Transcribe every record that appears below, exactly and in full.

╭──

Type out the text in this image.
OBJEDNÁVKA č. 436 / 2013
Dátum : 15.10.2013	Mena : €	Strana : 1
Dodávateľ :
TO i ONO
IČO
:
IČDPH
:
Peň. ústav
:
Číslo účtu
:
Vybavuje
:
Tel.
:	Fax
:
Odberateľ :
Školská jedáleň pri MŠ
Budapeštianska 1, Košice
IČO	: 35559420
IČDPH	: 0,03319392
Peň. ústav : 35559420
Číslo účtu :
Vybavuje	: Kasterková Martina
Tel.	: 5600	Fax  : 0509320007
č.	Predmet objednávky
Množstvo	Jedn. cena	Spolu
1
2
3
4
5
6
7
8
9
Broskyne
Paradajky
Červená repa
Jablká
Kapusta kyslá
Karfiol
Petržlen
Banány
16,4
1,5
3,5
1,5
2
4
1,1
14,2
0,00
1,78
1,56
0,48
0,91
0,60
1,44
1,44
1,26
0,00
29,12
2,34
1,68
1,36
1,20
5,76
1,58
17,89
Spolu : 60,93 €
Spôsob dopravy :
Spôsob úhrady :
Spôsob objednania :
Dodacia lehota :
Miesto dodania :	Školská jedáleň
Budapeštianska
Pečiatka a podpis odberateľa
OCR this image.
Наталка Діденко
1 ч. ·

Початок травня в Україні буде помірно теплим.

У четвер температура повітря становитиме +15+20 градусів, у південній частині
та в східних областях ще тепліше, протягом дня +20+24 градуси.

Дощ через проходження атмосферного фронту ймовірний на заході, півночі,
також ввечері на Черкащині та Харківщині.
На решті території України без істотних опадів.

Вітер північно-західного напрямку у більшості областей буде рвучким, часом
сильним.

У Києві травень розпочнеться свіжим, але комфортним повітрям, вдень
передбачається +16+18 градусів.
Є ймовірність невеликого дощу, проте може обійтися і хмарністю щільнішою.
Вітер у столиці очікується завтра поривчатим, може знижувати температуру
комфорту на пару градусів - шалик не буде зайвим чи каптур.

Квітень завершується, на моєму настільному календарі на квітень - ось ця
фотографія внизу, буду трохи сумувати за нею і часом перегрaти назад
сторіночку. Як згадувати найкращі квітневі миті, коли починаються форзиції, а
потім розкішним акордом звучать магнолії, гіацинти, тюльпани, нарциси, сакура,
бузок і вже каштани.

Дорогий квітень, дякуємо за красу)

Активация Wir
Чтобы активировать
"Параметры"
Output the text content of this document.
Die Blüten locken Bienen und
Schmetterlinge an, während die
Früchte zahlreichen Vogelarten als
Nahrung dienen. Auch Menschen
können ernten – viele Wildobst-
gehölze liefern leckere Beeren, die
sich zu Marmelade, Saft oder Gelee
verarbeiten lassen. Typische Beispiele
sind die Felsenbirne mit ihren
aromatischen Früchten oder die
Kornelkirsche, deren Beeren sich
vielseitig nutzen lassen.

╰──

SOLUTION TO THIS TASK:
Type out the text in this image.
OBJEDNÁVKA č. 436 / 2013
Dátum : 15.10.2013	Mena : €	Strana : 1
Dodávateľ :
TO i ONO
IČO
:
IČDPH
:
Peň. ústav
:
Číslo účtu
:
Vybavuje
:
Tel.
:	Fax
:
Odberateľ :
Školská jedáleň pri MŠ
Budapeštianska 1, Košice
IČO	: 35559420
IČDPH	: 0,03319392
Peň. ústav : 35559420
Číslo účtu :
Vybavuje	: Kasterková Martina
Tel.	: 5600	Fax  : 0509320007
č.	Predmet objednávky
Množstvo	Jedn. cena	Spolu
1
2
3
4
5
6
7
8
9
Broskyne
Paradajky
Červená repa
Jablká
Kapusta kyslá
Karfiol
Petržlen
Banány
16,4
1,5
3,5
1,5
2
4
1,1
14,2
0,00
1,78
1,56
0,48
0,91
0,60
1,44
1,44
1,26
0,00
29,12
2,34
1,68
1,36
1,20
5,76
1,58
17,89
Spolu : 60,93 €
Spôsob dopravy :
Spôsob úhrady :
Spôsob objednania :
Dodacia lehota :
Miesto dodania :	Školská jedáleň
Budapeštianska
Pečiatka a podpis odberateľa
OCR this image.
Наталка Діденко
1 ч. ·

Початок травня в Україні буде помірно теплим.

У четвер температура повітря становитиме +15+20 градусів, у південній частині
та в східних областях ще тепліше, протягом дня +20+24 градуси.

Дощ через проходження атмосферного фронту ймовірний на заході, півночі,
також ввечері на Черкащині та Харківщині.
На решті території України без істотних опадів.

Вітер північно-західного напрямку у більшості областей буде рвучким, часом
сильним.

У Києві травень розпочнеться свіжим, але комфортним повітрям, вдень
передбачається +16+18 градусів.
Є ймовірність невеликого дощу, проте може обійтися і хмарністю щільнішою.
Вітер у столиці очікується завтра поривчатим, може знижувати температуру
комфорту на пару градусів - шалик не буде зайвим чи каптур.

Квітень завершується, на моєму настільному календарі на квітень - ось ця
фотографія внизу, буду трохи сумувати за нею і часом перегрaти назад
сторіночку. Як згадувати найкращі квітневі миті, коли починаються форзиції, а
потім розкішним акордом звучать магнолії, гіацинти, тюльпани, нарциси, сакура,
бузок і вже каштани.

Дорогий квітень, дякуємо за красу)

Активация Wir
Чтобы активировать
"Параметры"
Output the text content of this document.
Die Blüten locken Bienen und
Schmetterlinge an, während die
Früchte zahlreichen Vogelarten als
Nahrung dienen. Auch Menschen
können ernten – viele Wildobst-
gehölze liefern leckere Beeren, die
sich zu Marmelade, Saft oder Gelee
verarbeiten lassen. Typische Beispiele
sind die Felsenbirne mit ihren
aromatischen Früchten oder die
Kornelkirsche, deren Beeren sich
vielseitig nutzen lassen.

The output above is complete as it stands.